↓

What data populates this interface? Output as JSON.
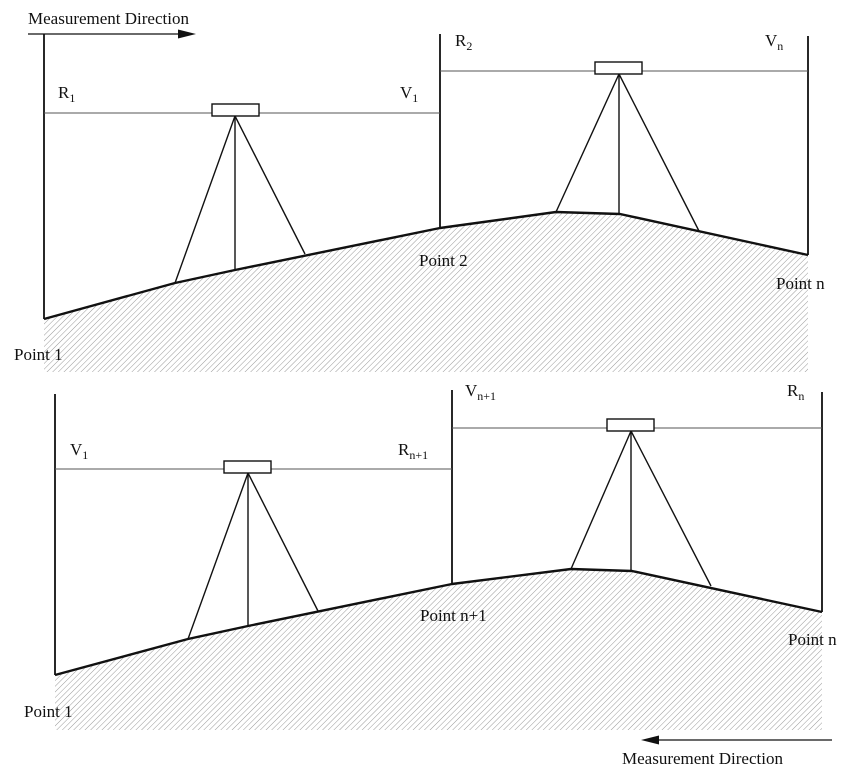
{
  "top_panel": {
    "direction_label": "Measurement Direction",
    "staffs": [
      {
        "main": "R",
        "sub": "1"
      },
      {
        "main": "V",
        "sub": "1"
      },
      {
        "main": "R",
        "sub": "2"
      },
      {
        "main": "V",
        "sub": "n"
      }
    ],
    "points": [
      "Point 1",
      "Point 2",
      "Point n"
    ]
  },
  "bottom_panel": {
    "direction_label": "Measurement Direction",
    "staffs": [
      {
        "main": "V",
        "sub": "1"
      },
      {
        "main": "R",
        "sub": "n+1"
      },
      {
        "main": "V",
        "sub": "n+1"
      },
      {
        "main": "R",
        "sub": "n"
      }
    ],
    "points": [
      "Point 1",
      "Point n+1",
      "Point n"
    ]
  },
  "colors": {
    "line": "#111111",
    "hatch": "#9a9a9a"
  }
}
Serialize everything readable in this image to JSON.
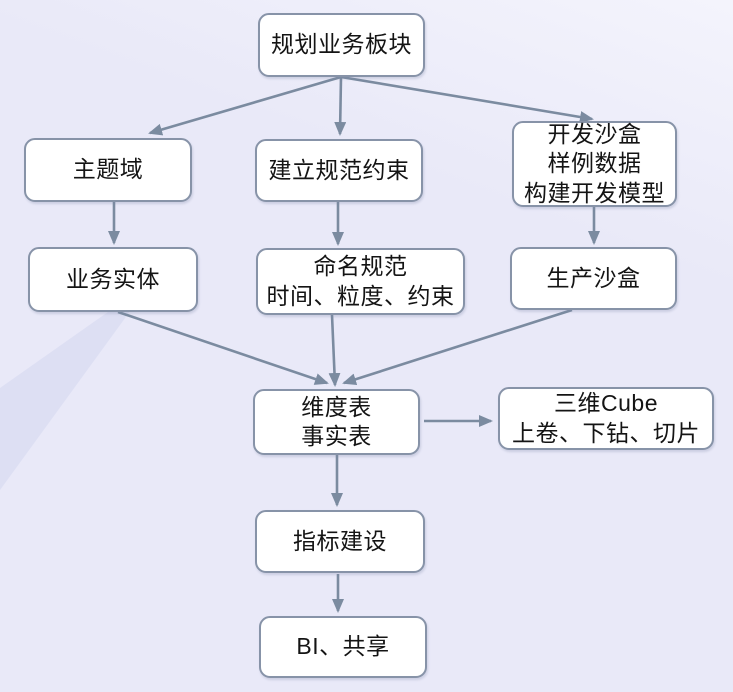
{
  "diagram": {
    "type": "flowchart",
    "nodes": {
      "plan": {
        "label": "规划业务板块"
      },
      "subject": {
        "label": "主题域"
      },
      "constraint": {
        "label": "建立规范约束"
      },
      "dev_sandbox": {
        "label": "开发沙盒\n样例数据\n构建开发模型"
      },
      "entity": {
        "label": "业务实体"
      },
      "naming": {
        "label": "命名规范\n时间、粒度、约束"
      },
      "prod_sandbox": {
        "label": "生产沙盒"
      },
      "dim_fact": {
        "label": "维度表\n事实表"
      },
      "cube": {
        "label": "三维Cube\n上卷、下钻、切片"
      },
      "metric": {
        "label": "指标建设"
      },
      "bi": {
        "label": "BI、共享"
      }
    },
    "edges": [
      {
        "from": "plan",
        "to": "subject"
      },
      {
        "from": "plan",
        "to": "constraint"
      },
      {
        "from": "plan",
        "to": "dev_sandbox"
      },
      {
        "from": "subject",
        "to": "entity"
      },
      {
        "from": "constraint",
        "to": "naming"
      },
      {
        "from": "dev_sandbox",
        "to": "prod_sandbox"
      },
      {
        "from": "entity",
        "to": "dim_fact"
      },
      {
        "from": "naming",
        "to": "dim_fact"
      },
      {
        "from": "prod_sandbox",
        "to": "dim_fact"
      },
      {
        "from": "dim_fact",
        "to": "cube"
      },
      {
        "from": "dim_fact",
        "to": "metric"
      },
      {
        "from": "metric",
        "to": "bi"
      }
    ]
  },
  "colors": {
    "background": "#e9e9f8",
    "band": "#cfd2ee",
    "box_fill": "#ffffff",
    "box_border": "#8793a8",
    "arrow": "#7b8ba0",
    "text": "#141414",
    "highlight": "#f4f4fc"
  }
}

↑
↓

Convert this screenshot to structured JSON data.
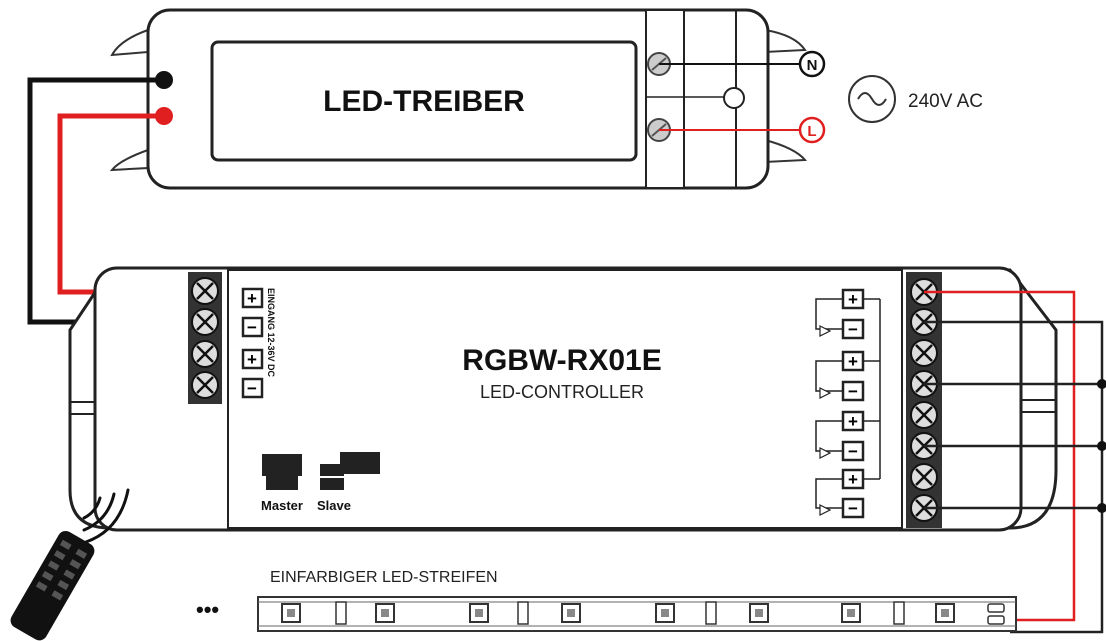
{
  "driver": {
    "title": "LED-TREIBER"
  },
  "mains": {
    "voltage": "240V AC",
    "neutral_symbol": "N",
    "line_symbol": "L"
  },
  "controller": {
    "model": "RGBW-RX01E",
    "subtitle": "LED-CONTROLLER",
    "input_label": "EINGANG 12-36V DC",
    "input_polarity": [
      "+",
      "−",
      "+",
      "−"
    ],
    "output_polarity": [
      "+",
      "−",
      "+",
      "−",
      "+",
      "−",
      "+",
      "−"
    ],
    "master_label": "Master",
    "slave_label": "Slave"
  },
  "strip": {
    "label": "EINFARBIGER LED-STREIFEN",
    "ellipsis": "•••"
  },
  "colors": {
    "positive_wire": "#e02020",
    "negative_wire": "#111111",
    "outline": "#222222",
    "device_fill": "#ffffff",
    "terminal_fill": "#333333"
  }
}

↑

* [Aim of the exercise]:
Which lines hold the word "data"? Show each one.

* [Answer to the exercise]:
What data populates this interface? Output as JSON.
Convert this screenshot to structured JSON data.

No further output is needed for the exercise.